### AIM OF THE TASK
Report every line below that holds the word "Country".

═════ THE RECORDS ═════

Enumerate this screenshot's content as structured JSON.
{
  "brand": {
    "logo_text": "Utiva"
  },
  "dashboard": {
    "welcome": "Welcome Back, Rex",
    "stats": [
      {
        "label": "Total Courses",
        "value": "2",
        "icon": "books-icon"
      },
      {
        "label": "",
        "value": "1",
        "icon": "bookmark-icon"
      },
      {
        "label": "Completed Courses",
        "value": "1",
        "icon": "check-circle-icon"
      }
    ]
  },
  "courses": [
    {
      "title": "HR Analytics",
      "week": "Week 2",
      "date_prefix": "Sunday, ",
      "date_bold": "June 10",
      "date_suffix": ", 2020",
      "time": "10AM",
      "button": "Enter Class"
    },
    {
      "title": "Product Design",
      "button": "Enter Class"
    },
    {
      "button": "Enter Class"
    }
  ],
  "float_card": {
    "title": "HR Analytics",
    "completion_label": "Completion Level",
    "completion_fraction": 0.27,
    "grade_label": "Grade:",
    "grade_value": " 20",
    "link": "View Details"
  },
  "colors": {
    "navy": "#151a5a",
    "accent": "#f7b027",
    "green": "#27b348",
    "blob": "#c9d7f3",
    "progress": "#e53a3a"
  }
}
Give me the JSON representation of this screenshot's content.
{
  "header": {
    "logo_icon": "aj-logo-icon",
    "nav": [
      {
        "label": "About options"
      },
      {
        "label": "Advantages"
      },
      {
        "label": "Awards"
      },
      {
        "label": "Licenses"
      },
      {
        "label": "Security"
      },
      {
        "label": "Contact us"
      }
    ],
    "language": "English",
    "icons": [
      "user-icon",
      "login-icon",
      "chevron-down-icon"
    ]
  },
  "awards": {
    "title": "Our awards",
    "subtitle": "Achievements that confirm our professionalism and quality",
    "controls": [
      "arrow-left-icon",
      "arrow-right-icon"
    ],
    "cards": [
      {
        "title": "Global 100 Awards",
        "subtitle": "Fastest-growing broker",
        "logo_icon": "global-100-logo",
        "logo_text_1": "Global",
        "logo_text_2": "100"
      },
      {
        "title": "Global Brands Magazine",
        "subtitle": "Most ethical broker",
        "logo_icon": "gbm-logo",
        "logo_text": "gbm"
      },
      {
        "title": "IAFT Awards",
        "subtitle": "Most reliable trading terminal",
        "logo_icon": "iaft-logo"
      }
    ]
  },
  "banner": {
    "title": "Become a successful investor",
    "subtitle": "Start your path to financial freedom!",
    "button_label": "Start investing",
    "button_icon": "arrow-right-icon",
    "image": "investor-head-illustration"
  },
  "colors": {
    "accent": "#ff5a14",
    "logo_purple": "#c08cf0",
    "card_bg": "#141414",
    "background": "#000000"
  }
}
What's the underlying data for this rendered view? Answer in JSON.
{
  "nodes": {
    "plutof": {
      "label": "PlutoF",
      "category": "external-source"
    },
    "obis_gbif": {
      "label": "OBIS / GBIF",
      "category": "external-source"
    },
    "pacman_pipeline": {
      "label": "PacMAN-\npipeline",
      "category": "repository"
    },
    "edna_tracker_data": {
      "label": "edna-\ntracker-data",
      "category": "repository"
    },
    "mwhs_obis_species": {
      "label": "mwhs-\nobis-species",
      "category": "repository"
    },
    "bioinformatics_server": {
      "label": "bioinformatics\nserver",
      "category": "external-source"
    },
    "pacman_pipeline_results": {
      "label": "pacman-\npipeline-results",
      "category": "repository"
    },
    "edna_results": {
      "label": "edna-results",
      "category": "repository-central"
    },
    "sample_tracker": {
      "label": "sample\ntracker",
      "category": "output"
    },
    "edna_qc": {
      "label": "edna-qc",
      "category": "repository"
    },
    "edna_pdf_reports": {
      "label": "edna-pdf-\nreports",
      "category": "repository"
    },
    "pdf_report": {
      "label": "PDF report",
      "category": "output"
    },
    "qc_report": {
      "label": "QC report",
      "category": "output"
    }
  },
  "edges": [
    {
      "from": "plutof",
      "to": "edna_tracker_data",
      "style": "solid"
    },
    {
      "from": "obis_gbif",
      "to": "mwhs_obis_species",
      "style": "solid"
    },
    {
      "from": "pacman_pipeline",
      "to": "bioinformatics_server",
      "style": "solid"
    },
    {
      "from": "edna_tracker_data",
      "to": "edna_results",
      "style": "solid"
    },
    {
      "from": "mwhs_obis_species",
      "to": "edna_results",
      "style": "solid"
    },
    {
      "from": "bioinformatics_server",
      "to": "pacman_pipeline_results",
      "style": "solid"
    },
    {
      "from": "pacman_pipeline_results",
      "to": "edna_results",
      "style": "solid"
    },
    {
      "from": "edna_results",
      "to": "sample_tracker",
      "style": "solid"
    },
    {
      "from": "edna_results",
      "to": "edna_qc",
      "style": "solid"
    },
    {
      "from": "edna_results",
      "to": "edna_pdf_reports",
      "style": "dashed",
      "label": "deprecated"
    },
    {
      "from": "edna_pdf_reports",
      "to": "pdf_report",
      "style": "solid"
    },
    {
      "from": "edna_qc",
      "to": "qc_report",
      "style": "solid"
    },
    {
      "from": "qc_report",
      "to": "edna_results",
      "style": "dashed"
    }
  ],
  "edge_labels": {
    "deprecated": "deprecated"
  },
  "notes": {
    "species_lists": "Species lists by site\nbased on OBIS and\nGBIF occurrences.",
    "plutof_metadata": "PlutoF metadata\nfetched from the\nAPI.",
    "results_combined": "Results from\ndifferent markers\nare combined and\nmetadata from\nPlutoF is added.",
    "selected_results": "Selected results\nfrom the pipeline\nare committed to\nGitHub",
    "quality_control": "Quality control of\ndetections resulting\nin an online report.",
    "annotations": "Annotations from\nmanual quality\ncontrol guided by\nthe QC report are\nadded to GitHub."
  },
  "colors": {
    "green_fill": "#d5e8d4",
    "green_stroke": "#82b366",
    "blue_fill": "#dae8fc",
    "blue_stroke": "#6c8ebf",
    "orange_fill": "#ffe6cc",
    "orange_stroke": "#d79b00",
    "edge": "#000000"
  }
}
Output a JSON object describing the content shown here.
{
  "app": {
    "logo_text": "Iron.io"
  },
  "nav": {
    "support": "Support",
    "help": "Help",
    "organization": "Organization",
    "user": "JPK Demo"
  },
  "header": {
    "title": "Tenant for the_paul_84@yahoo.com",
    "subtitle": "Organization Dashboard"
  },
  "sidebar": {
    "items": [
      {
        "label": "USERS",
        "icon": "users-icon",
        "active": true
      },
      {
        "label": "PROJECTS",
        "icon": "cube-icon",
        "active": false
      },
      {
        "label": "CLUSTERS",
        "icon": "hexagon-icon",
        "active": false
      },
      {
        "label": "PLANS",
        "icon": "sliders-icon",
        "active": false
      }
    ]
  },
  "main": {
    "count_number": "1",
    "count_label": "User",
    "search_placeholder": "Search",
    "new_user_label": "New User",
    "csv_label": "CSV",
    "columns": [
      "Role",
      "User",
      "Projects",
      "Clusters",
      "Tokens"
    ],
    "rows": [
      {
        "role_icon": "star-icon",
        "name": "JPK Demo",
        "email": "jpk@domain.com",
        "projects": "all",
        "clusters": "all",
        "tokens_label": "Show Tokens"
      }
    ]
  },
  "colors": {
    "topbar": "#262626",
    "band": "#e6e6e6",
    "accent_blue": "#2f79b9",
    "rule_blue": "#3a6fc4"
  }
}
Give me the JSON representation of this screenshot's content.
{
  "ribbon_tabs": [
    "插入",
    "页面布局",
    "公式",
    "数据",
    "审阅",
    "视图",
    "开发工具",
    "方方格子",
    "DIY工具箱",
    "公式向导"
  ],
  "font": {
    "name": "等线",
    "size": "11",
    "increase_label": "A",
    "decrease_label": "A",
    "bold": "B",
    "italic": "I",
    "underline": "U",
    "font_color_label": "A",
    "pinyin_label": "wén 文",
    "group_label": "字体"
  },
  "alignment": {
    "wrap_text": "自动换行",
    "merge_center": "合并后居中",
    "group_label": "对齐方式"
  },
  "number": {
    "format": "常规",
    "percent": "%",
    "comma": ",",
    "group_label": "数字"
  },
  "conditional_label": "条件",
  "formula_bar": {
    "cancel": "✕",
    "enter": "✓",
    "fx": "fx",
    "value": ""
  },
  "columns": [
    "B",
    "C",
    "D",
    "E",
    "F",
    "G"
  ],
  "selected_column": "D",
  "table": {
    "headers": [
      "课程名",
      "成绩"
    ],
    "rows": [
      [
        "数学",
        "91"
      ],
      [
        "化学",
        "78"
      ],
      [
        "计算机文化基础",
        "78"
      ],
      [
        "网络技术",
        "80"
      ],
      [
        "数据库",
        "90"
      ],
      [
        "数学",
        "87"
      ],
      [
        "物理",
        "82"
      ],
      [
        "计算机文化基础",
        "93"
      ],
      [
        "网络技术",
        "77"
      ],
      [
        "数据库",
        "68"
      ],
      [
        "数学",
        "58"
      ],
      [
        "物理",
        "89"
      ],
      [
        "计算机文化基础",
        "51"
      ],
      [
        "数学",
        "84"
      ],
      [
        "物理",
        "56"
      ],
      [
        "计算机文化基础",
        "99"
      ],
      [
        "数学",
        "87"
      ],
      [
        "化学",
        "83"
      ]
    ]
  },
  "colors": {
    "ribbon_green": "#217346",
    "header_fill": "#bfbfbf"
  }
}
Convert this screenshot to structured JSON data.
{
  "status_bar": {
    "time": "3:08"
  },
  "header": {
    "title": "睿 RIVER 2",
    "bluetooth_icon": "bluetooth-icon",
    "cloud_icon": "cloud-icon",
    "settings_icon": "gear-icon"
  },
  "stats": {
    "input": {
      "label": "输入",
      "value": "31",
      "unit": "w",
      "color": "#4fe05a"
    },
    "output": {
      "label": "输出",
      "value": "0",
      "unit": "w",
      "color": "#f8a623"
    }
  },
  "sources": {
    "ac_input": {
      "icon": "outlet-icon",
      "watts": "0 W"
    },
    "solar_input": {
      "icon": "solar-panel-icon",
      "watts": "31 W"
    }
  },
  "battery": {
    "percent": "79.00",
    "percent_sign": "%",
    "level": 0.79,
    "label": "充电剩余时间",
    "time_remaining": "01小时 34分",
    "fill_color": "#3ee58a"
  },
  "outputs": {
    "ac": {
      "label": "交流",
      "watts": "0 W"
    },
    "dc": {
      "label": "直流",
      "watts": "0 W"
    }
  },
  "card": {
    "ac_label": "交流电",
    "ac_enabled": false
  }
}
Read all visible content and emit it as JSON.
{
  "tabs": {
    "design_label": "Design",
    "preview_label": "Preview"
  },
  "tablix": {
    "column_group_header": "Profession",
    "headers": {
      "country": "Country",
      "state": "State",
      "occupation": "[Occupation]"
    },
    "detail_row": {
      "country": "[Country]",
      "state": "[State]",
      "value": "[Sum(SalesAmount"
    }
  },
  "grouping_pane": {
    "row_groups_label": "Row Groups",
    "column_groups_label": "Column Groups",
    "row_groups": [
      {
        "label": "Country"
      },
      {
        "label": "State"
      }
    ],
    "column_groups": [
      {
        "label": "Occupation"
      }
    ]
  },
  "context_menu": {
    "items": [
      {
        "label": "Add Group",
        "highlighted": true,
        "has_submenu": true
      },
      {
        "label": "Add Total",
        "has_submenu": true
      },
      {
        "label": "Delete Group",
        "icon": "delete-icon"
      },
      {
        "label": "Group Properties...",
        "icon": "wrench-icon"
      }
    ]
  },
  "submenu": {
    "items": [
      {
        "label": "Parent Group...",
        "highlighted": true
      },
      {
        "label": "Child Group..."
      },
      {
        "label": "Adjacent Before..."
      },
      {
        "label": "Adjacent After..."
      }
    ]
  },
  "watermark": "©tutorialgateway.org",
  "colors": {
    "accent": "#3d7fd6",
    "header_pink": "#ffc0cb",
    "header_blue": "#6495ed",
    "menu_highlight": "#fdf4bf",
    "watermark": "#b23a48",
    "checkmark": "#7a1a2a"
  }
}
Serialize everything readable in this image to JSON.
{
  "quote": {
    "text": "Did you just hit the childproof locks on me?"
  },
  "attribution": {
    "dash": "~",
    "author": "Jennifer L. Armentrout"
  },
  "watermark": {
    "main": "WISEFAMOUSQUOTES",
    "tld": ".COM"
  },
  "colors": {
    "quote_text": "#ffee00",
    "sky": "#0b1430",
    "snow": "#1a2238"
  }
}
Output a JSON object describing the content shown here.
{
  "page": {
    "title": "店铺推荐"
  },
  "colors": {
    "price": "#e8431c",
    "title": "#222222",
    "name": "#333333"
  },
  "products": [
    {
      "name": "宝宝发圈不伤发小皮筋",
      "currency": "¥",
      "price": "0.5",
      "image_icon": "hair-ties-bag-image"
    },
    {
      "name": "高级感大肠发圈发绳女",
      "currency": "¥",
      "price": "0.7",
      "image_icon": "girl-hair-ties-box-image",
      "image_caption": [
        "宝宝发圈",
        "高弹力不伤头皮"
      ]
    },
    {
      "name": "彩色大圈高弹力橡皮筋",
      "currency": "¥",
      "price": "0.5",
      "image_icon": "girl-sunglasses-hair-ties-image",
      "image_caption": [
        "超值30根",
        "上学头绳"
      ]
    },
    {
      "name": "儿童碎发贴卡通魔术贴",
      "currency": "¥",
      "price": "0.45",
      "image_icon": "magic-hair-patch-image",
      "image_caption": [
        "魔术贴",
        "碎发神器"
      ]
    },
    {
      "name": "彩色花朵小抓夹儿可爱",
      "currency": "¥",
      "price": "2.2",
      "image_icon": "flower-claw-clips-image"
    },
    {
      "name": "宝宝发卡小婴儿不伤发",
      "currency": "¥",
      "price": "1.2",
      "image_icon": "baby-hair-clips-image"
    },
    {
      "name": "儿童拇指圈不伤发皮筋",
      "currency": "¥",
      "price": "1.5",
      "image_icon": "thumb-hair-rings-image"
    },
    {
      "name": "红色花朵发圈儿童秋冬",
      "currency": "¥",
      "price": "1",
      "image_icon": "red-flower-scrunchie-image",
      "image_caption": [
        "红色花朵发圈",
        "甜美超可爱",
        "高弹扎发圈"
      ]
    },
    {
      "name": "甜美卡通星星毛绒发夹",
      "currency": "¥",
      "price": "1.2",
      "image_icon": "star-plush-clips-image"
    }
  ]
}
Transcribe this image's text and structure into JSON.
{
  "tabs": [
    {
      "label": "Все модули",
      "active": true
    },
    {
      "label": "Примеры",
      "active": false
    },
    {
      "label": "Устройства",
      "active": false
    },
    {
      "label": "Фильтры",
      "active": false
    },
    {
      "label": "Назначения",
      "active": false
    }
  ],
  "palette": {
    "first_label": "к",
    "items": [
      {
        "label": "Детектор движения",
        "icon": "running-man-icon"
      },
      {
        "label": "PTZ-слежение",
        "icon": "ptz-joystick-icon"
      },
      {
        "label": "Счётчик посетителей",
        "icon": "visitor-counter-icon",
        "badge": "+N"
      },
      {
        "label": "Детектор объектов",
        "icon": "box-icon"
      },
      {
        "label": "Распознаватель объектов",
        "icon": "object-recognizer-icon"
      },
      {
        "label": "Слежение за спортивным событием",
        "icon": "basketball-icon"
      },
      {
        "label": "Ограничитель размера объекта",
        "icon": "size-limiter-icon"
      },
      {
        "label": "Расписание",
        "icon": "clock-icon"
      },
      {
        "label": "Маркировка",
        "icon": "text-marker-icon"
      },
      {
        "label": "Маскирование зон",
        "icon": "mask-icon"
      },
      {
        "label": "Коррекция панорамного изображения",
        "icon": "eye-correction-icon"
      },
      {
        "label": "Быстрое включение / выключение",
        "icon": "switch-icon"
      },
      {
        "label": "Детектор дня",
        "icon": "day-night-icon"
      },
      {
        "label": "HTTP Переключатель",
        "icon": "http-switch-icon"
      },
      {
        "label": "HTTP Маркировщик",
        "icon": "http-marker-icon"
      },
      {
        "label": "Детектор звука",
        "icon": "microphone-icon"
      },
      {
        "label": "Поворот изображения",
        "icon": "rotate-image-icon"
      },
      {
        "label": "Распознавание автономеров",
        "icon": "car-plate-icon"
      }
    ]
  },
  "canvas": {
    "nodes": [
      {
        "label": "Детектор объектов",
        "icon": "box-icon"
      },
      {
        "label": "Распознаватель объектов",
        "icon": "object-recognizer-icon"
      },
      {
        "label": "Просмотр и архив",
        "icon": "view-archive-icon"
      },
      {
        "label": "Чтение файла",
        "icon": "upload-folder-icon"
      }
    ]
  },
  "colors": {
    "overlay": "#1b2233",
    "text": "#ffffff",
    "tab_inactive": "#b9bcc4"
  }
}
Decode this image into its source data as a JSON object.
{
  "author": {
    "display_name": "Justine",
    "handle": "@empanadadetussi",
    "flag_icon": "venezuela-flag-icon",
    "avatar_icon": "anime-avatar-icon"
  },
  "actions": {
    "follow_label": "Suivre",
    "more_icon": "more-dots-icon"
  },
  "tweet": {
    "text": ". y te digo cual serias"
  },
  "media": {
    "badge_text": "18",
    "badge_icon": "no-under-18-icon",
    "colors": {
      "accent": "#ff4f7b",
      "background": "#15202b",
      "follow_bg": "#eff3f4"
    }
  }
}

═════

### ANSWER TO THE TASK
      "country": "Country",
      "country": "[Country]",
        "label": "Country"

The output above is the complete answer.